Show each line of the items below that contains the string "سمیرمی". Case counts.

- **STORED DATA**:
———

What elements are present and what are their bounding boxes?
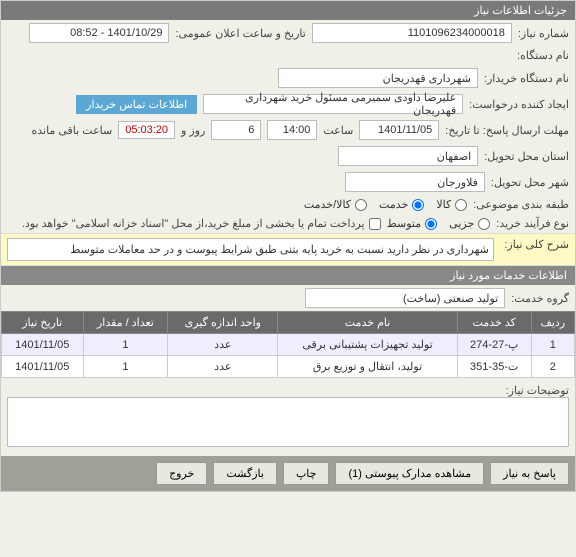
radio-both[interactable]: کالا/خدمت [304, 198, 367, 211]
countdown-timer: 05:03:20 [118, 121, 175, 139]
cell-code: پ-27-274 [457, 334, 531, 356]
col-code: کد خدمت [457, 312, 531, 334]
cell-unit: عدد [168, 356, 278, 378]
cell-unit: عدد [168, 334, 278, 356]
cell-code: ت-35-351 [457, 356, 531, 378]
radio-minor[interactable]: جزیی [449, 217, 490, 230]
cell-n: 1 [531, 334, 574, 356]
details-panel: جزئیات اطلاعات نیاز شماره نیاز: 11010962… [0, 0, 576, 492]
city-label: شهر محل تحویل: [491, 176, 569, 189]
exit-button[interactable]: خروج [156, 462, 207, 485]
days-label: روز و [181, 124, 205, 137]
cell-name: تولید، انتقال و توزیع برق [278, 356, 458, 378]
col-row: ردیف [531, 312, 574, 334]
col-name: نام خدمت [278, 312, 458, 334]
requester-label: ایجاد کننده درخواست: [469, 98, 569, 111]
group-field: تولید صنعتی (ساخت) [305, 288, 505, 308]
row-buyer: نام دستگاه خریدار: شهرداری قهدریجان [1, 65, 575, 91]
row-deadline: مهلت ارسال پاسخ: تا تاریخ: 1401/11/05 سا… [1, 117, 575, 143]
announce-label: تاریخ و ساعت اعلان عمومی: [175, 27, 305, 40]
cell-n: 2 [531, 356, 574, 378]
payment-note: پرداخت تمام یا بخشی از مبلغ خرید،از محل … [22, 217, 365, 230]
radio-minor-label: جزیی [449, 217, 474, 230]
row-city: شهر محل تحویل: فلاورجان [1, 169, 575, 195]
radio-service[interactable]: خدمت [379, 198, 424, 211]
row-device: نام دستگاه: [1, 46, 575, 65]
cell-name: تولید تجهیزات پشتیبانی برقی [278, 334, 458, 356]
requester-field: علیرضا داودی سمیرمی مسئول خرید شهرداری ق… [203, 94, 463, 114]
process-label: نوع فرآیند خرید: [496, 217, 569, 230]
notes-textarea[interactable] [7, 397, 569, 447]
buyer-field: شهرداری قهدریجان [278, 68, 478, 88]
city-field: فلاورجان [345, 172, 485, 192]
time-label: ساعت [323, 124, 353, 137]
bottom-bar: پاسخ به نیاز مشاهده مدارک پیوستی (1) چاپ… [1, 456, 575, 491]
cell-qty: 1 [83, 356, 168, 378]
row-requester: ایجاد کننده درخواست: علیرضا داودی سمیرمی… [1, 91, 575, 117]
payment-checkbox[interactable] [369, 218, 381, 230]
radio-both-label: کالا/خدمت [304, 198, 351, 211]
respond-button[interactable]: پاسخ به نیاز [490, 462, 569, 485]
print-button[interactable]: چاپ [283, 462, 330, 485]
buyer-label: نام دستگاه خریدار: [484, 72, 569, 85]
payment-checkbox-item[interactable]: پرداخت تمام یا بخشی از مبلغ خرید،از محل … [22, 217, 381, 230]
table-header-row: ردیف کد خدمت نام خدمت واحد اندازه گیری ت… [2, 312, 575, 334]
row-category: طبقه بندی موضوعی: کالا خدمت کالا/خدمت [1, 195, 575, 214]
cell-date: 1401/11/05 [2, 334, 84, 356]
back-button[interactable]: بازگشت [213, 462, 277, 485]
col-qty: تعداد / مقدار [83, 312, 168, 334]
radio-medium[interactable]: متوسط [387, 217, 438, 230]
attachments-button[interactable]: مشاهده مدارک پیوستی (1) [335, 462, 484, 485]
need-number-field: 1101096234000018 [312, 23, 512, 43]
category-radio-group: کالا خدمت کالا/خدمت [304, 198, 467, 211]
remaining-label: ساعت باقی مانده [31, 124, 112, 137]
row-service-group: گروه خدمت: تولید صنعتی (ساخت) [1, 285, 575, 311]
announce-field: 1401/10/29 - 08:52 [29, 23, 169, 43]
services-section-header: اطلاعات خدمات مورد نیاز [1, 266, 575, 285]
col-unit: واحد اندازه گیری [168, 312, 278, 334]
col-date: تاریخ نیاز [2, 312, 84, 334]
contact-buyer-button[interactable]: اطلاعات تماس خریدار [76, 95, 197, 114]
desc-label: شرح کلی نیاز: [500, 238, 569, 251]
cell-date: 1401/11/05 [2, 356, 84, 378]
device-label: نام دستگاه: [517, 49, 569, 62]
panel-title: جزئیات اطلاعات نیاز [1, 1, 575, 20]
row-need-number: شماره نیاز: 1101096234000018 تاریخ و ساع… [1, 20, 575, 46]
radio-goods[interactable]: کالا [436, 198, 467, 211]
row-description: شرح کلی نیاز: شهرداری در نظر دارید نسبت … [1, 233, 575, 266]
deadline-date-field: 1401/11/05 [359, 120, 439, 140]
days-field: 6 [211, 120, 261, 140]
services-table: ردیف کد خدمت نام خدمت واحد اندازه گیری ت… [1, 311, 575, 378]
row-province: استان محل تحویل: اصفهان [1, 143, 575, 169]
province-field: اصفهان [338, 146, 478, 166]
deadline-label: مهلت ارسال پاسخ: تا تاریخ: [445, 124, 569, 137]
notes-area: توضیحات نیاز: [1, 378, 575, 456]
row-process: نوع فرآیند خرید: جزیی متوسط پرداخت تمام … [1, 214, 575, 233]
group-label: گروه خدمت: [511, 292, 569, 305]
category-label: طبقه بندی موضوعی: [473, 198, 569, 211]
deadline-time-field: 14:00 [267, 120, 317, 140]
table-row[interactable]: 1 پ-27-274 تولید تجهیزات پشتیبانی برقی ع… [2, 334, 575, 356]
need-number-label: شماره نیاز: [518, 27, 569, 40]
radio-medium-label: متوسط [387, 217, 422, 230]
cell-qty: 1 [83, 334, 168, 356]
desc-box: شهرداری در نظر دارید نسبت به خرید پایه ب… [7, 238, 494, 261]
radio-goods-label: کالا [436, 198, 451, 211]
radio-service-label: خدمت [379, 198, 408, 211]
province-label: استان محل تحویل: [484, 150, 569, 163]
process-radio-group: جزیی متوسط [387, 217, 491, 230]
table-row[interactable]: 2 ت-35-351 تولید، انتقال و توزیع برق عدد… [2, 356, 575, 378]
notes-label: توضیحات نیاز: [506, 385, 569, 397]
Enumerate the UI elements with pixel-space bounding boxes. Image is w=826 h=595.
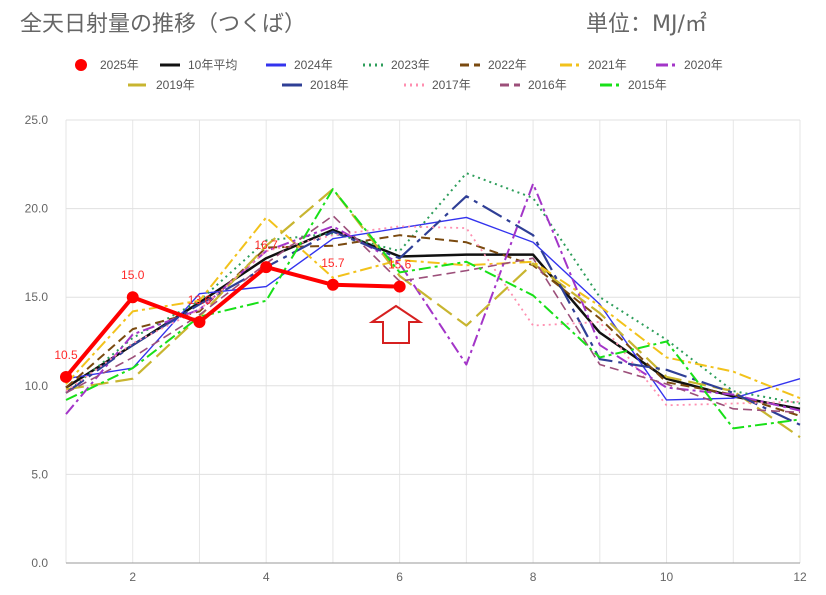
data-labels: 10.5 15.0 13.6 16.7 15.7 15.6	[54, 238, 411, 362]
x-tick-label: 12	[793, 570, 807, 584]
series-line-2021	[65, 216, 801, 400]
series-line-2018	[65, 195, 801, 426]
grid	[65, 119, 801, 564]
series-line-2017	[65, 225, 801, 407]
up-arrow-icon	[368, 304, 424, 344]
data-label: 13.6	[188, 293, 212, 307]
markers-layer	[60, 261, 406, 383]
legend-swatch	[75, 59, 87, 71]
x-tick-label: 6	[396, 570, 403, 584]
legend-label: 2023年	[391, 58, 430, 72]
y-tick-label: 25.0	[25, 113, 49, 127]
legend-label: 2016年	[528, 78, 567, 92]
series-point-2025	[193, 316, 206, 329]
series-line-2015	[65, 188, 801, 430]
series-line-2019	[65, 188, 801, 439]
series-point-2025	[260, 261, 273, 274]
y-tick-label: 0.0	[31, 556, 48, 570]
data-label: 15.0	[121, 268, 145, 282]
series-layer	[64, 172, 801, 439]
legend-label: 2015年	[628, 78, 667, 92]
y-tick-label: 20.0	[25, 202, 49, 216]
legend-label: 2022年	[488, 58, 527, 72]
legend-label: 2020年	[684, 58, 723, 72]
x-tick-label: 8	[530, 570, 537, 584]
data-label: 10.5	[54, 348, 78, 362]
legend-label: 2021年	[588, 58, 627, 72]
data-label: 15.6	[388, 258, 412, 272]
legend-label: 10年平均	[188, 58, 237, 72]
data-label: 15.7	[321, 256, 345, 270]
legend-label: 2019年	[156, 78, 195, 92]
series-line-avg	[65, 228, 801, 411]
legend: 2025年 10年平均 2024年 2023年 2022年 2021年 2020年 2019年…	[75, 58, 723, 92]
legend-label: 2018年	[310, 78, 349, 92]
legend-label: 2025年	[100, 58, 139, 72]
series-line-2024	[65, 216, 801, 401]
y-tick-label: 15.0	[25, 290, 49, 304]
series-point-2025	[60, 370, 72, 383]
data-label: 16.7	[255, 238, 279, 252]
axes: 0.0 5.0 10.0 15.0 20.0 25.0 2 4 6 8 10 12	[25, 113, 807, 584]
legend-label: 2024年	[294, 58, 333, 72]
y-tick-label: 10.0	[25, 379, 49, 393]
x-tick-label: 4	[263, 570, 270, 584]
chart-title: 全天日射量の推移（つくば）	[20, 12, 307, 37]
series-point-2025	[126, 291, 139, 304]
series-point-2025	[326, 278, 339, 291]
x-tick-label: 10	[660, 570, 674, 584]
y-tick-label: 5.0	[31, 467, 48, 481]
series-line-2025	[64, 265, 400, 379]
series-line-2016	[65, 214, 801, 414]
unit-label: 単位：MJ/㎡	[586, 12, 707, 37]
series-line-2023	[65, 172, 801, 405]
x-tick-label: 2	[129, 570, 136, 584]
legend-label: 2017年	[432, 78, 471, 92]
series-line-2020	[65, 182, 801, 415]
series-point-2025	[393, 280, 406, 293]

———

- **FULL OUTPUT**:
requester-field: علیرضا داودی سمیرمی مسئول خرید شهرداری ق… [203, 94, 463, 114]
row-requester: ایجاد کننده درخواست: علیرضا داودی سمیرمی… [1, 91, 575, 117]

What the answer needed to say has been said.